** START **

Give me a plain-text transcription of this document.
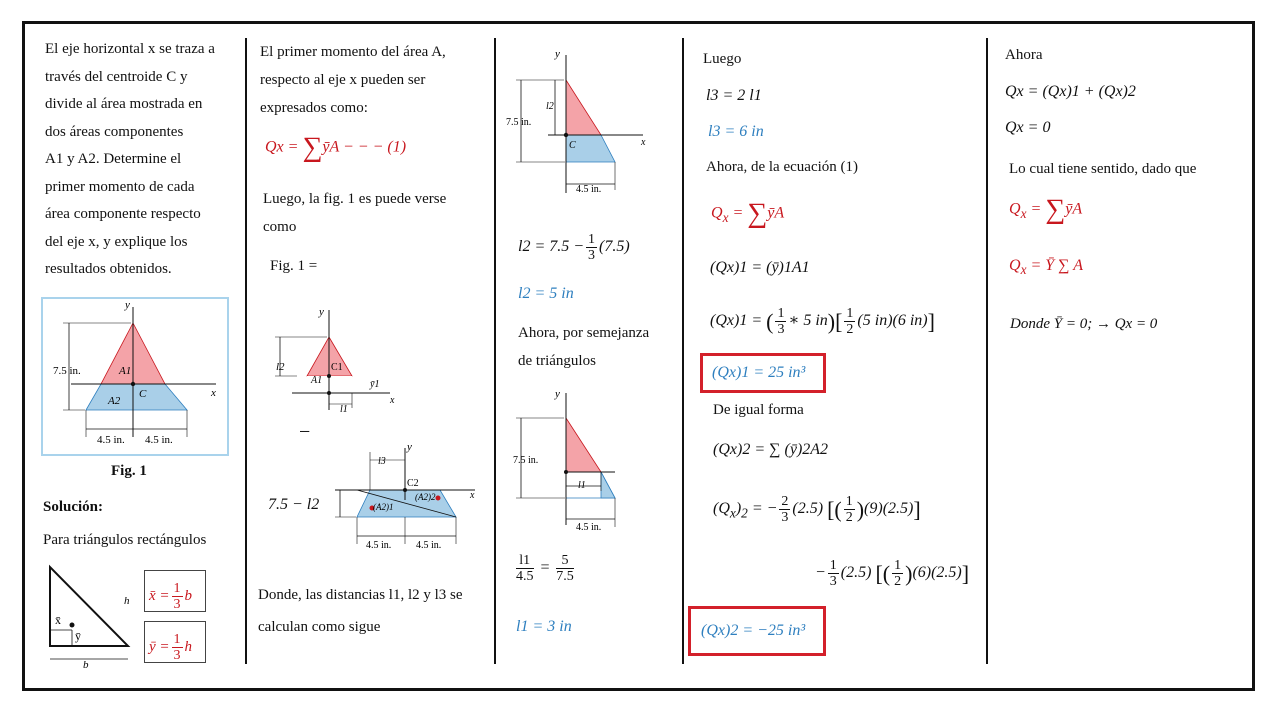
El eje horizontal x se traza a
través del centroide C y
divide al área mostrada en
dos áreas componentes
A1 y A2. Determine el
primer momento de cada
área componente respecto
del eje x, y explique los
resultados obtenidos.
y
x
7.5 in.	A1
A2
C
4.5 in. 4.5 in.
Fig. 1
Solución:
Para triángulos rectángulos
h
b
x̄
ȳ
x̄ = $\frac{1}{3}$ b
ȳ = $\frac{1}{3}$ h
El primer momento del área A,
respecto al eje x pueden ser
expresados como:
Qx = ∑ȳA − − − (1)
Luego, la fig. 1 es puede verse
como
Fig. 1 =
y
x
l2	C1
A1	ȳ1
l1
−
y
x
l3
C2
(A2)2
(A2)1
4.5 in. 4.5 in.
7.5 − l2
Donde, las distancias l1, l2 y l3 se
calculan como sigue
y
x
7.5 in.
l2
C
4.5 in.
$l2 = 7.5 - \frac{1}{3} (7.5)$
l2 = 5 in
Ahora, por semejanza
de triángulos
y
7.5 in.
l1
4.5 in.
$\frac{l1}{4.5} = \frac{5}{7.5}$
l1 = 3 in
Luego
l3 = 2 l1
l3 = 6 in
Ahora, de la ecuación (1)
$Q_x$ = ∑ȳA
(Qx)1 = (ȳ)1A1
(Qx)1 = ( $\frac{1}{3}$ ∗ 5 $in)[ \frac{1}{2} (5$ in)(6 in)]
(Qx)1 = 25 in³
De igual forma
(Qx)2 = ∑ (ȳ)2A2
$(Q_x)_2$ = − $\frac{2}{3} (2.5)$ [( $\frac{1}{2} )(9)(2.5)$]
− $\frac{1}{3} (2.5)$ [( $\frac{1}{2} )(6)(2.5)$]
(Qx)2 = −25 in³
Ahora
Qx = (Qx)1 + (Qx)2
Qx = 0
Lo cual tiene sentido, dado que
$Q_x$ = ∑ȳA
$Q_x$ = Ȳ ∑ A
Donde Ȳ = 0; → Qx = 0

** END **

Direction: Verbatim reproduction of every record is required; images are left out.

The reply:
Give me a plain-text transcription of this document.
El eje horizontal x se traza a
través del centroide C y
divide al área mostrada en
dos áreas componentes
A1 y A2. Determine el
primer momento de cada
área componente respecto
del eje x, y explique los
resultados obtenidos.
y
x
7.5 in.	A1
A2
C
4.5 in. 4.5 in.
Fig. 1
Solución:
Para triángulos rectángulos
h
b
x̄
ȳ
x̄ = $\frac{1}{3}$ b
ȳ = $\frac{1}{3}$ h
El primer momento del área A,
respecto al eje x pueden ser
expresados como:
Qx = ∑ȳA − − − (1)
Luego, la fig. 1 es puede verse
como
Fig. 1 =
y
x
l2	C1
A1	ȳ1
l1
−
y
x
l3
C2
(A2)2
(A2)1
4.5 in. 4.5 in.
7.5 − l2
Donde, las distancias l1, l2 y l3 se
calculan como sigue
y
x
7.5 in.
l2
C
4.5 in.
$l2 = 7.5 - \frac{1}{3} (7.5)$
l2 = 5 in
Ahora, por semejanza
de triángulos
y
7.5 in.
l1
4.5 in.
$\frac{l1}{4.5} = \frac{5}{7.5}$
l1 = 3 in
Luego
l3 = 2 l1
l3 = 6 in
Ahora, de la ecuación (1)
$Q_x$ = ∑ȳA
(Qx)1 = (ȳ)1A1
(Qx)1 = ( $\frac{1}{3}$ ∗ 5 $in)[ \frac{1}{2} (5$ in)(6 in)]
(Qx)1 = 25 in³
De igual forma
(Qx)2 = ∑ (ȳ)2A2
$(Q_x)_2$ = − $\frac{2}{3} (2.5)$ [( $\frac{1}{2} )(9)(2.5)$]
− $\frac{1}{3} (2.5)$ [( $\frac{1}{2} )(6)(2.5)$]
(Qx)2 = −25 in³
Ahora
Qx = (Qx)1 + (Qx)2
Qx = 0
Lo cual tiene sentido, dado que
$Q_x$ = ∑ȳA
$Q_x$ = Ȳ ∑ A
Donde Ȳ = 0; → Qx = 0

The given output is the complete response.